##### Data shown

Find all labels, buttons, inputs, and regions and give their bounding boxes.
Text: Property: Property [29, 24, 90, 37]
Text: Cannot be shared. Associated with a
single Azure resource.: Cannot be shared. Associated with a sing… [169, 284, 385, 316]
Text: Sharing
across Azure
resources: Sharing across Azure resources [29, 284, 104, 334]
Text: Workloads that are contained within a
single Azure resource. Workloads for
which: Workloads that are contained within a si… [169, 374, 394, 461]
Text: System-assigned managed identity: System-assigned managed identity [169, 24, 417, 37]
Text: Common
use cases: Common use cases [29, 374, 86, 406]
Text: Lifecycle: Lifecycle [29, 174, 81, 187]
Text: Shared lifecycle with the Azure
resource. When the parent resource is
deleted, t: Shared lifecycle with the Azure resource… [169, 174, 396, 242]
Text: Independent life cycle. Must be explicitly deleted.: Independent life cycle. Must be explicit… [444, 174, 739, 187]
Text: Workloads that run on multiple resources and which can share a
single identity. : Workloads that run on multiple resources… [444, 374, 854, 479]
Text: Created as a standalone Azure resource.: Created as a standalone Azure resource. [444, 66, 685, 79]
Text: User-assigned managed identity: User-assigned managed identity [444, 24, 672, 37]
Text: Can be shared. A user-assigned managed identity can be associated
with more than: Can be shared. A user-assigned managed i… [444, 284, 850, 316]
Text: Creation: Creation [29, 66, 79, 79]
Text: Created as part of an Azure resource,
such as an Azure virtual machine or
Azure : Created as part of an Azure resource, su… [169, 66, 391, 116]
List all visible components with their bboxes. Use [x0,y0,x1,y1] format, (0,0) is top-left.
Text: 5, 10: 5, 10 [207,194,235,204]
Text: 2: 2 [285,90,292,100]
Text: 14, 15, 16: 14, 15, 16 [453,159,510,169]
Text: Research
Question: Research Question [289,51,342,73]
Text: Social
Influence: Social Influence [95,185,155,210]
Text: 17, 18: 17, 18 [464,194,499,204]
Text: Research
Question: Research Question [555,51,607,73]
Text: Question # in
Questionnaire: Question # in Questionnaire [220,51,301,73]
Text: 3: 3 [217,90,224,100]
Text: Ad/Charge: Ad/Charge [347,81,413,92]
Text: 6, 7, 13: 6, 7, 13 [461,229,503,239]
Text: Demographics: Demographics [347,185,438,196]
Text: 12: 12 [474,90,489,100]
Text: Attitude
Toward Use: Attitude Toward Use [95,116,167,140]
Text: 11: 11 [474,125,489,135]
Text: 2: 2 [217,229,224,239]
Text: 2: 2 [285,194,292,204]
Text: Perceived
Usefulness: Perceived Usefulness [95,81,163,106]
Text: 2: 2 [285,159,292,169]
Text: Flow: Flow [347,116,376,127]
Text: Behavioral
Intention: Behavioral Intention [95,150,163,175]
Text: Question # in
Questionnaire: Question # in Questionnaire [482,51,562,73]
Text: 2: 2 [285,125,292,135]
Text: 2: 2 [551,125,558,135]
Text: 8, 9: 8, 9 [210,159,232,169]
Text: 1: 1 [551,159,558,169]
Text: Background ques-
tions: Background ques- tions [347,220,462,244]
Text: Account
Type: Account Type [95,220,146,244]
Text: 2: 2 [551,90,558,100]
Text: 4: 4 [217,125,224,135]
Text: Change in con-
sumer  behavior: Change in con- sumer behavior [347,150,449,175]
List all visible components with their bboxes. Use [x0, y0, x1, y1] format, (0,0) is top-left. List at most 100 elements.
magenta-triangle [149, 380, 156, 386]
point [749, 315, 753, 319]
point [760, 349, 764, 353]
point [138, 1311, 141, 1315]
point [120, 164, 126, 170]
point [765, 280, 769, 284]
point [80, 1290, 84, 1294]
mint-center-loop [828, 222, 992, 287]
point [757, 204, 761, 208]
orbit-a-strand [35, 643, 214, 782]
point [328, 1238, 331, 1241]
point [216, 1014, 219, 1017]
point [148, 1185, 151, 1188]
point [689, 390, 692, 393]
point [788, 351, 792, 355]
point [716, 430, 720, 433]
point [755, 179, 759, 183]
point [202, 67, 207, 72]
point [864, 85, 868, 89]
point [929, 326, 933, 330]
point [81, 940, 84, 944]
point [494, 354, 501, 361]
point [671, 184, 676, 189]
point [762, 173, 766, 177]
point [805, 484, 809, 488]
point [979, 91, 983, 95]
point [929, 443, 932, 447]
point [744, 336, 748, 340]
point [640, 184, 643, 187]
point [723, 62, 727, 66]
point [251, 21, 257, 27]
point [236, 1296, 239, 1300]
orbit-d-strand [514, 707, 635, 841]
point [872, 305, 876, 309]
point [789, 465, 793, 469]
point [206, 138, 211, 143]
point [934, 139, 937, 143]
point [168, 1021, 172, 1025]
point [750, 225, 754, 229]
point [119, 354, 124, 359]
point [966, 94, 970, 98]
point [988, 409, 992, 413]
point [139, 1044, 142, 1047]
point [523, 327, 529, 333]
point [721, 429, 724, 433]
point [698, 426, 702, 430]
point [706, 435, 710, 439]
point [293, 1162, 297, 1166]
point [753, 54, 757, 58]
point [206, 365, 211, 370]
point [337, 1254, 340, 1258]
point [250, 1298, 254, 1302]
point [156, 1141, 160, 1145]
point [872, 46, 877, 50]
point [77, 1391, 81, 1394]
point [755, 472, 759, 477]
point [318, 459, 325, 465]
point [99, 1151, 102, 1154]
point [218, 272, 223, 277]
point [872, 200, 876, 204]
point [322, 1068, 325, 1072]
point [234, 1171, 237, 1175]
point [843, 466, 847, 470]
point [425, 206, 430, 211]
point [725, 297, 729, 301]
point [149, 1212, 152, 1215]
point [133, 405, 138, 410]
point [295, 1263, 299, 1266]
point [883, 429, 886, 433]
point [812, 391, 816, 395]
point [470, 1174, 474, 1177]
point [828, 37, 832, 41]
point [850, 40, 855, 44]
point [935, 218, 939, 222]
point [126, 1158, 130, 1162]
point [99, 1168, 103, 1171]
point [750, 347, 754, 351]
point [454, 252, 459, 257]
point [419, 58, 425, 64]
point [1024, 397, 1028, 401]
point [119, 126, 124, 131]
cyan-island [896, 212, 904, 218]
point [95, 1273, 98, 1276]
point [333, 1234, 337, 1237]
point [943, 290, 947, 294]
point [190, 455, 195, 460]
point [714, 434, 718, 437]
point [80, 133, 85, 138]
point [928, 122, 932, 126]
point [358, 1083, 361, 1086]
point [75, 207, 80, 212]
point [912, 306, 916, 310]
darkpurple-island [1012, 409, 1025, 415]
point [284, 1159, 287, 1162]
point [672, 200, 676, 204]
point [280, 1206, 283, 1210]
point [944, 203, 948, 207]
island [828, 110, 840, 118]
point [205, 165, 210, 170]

##########

__What the task requires__
Please reproduce all of the records above word for word, line by line.

__The output__
Find all labels, buttons, inputs, and regions and give their bounding boxes.
Text: Property: Property [29, 24, 90, 37]
Text: Cannot be shared. Associated with a
single Azure resource.: Cannot be shared. Associated with a sing… [169, 284, 385, 316]
Text: Sharing
across Azure
resources: Sharing across Azure resources [29, 284, 104, 334]
Text: Workloads that are contained within a
single Azure resource. Workloads for
which: Workloads that are contained within a si… [169, 374, 394, 461]
Text: System-assigned managed identity: System-assigned managed identity [169, 24, 417, 37]
Text: Common
use cases: Common use cases [29, 374, 86, 406]
Text: Lifecycle: Lifecycle [29, 174, 81, 187]
Text: Shared lifecycle with the Azure
resource. When the parent resource is
deleted, t: Shared lifecycle with the Azure resource… [169, 174, 396, 242]
Text: Independent life cycle. Must be explicitly deleted.: Independent life cycle. Must be explicit… [444, 174, 739, 187]
Text: Workloads that run on multiple resources and which can share a
single identity. : Workloads that run on multiple resources… [444, 374, 854, 479]
Text: Created as a standalone Azure resource.: Created as a standalone Azure resource. [444, 66, 685, 79]
Text: User-assigned managed identity: User-assigned managed identity [444, 24, 672, 37]
Text: Can be shared. A user-assigned managed identity can be associated
with more than: Can be shared. A user-assigned managed i… [444, 284, 850, 316]
Text: Creation: Creation [29, 66, 79, 79]
Text: Created as part of an Azure resource,
such as an Azure virtual machine or
Azure : Created as part of an Azure resource, su… [169, 66, 391, 116]
List all visible components with their bboxes. Use [x0,y0,x1,y1] format, (0,0) is top-left.
Text: 5, 10: 5, 10 [207,194,235,204]
Text: 2: 2 [285,90,292,100]
Text: 14, 15, 16: 14, 15, 16 [453,159,510,169]
Text: Research
Question: Research Question [289,51,342,73]
Text: Social
Influence: Social Influence [95,185,155,210]
Text: 17, 18: 17, 18 [464,194,499,204]
Text: Research
Question: Research Question [555,51,607,73]
Text: Question # in
Questionnaire: Question # in Questionnaire [220,51,301,73]
Text: 3: 3 [217,90,224,100]
Text: Ad/Charge: Ad/Charge [347,81,413,92]
Text: 6, 7, 13: 6, 7, 13 [461,229,503,239]
Text: Demographics: Demographics [347,185,438,196]
Text: 12: 12 [474,90,489,100]
Text: Attitude
Toward Use: Attitude Toward Use [95,116,167,140]
Text: 11: 11 [474,125,489,135]
Text: 2: 2 [217,229,224,239]
Text: 2: 2 [285,194,292,204]
Text: Perceived
Usefulness: Perceived Usefulness [95,81,163,106]
Text: 2: 2 [285,159,292,169]
Text: Flow: Flow [347,116,376,127]
Text: Behavioral
Intention: Behavioral Intention [95,150,163,175]
Text: Question # in
Questionnaire: Question # in Questionnaire [482,51,562,73]
Text: 2: 2 [285,125,292,135]
Text: 2: 2 [551,125,558,135]
Text: 8, 9: 8, 9 [210,159,232,169]
Text: 1: 1 [551,159,558,169]
Text: Background ques-
tions: Background ques- tions [347,220,462,244]
Text: Account
Type: Account Type [95,220,146,244]
Text: 2: 2 [551,90,558,100]
Text: 4: 4 [217,125,224,135]
Text: Change in con-
sumer  behavior: Change in con- sumer behavior [347,150,449,175]
List all visible components with their bboxes. Use [x0, y0, x1, y1] format, (0,0) is top-left. List at most 100 elements.
magenta-triangle [149, 380, 156, 386]
point [749, 315, 753, 319]
point [760, 349, 764, 353]
point [138, 1311, 141, 1315]
point [120, 164, 126, 170]
point [765, 280, 769, 284]
point [80, 1290, 84, 1294]
mint-center-loop [828, 222, 992, 287]
point [757, 204, 761, 208]
orbit-a-strand [35, 643, 214, 782]
point [328, 1238, 331, 1241]
point [216, 1014, 219, 1017]
point [148, 1185, 151, 1188]
point [689, 390, 692, 393]
point [788, 351, 792, 355]
point [716, 430, 720, 433]
point [755, 179, 759, 183]
point [202, 67, 207, 72]
point [864, 85, 868, 89]
point [929, 326, 933, 330]
point [81, 940, 84, 944]
point [494, 354, 501, 361]
point [671, 184, 676, 189]
point [762, 173, 766, 177]
point [805, 484, 809, 488]
point [979, 91, 983, 95]
point [929, 443, 932, 447]
point [744, 336, 748, 340]
point [640, 184, 643, 187]
point [723, 62, 727, 66]
point [251, 21, 257, 27]
point [236, 1296, 239, 1300]
orbit-d-strand [514, 707, 635, 841]
point [872, 305, 876, 309]
point [789, 465, 793, 469]
point [206, 138, 211, 143]
point [934, 139, 937, 143]
point [168, 1021, 172, 1025]
point [750, 225, 754, 229]
point [119, 354, 124, 359]
point [966, 94, 970, 98]
point [988, 409, 992, 413]
point [139, 1044, 142, 1047]
point [523, 327, 529, 333]
point [721, 429, 724, 433]
point [698, 426, 702, 430]
point [706, 435, 710, 439]
point [293, 1162, 297, 1166]
point [753, 54, 757, 58]
point [206, 365, 211, 370]
point [337, 1254, 340, 1258]
point [250, 1298, 254, 1302]
point [156, 1141, 160, 1145]
point [872, 46, 877, 50]
point [77, 1391, 81, 1394]
point [755, 472, 759, 477]
point [318, 459, 325, 465]
point [99, 1151, 102, 1154]
point [218, 272, 223, 277]
point [872, 200, 876, 204]
point [322, 1068, 325, 1072]
point [234, 1171, 237, 1175]
point [843, 466, 847, 470]
point [425, 206, 430, 211]
point [725, 297, 729, 301]
point [149, 1212, 152, 1215]
point [133, 405, 138, 410]
point [295, 1263, 299, 1266]
point [883, 429, 886, 433]
point [812, 391, 816, 395]
point [470, 1174, 474, 1177]
point [828, 37, 832, 41]
point [850, 40, 855, 44]
point [935, 218, 939, 222]
point [126, 1158, 130, 1162]
point [99, 1168, 103, 1171]
point [750, 347, 754, 351]
point [454, 252, 459, 257]
point [419, 58, 425, 64]
point [1024, 397, 1028, 401]
point [119, 126, 124, 131]
cyan-island [896, 212, 904, 218]
point [95, 1273, 98, 1276]
point [333, 1234, 337, 1237]
point [943, 290, 947, 294]
point [190, 455, 195, 460]
point [714, 434, 718, 437]
point [80, 133, 85, 138]
point [928, 122, 932, 126]
point [358, 1083, 361, 1086]
point [75, 207, 80, 212]
point [912, 306, 916, 310]
darkpurple-island [1012, 409, 1025, 415]
point [284, 1159, 287, 1162]
point [672, 200, 676, 204]
point [280, 1206, 283, 1210]
point [944, 203, 948, 207]
island [828, 110, 840, 118]
point [205, 165, 210, 170]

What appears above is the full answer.